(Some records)
◇ ◇ ◇ ◇

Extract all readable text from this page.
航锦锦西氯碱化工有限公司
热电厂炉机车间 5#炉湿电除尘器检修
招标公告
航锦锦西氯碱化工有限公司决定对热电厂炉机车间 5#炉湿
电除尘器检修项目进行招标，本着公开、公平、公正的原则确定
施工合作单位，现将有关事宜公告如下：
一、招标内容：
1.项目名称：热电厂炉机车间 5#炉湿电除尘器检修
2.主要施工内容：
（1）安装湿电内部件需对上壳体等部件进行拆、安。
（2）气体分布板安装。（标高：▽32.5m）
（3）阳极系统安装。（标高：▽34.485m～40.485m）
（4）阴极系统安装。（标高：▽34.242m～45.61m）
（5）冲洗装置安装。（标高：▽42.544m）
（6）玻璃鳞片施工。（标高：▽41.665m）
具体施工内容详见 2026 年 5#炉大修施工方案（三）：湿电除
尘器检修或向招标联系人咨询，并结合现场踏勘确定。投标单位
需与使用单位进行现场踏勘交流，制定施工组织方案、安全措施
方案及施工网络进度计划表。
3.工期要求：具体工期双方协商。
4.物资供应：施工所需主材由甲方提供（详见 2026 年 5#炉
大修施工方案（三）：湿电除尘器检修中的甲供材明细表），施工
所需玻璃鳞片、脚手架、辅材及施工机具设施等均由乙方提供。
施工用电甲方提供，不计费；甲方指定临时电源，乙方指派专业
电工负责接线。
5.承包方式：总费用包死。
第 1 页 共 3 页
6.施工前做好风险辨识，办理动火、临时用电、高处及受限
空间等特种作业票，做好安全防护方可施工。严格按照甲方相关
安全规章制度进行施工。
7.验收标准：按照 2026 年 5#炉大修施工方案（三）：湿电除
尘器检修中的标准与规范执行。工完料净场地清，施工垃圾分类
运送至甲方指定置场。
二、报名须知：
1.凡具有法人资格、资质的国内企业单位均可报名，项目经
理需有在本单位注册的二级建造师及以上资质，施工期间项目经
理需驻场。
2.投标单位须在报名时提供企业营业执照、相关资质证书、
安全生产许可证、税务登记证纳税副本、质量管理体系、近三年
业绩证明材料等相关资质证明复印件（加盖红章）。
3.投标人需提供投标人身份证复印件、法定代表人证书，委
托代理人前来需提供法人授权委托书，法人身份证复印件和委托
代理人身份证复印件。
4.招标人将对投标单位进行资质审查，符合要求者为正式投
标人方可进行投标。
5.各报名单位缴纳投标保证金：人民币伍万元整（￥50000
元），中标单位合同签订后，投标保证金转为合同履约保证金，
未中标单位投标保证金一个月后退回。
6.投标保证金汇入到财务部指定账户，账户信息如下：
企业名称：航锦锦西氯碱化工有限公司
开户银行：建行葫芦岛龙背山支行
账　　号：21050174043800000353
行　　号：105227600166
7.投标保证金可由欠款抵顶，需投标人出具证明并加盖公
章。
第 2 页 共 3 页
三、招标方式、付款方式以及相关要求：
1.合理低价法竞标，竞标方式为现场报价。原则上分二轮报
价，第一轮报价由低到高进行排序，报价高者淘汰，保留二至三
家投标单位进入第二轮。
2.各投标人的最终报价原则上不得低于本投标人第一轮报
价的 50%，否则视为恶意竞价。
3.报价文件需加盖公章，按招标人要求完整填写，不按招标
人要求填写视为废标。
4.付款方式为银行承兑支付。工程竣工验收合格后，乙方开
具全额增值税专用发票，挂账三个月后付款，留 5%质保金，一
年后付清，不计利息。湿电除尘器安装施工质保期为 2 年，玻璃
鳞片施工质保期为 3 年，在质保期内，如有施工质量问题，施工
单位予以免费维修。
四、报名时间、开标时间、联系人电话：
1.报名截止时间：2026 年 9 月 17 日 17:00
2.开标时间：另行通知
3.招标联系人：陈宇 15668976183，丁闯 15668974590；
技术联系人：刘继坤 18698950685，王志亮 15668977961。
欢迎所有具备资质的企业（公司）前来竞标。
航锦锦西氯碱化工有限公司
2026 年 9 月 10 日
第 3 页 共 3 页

◇ ◇ ◇ ◇

__The problem__
From the records, copy every line that has the string "炉湿电除尘器检修" in it.

__Written answer__
热电厂炉机车间 5#炉湿电除尘器检修
1.项目名称：热电厂炉机车间 5#炉湿电除尘器检修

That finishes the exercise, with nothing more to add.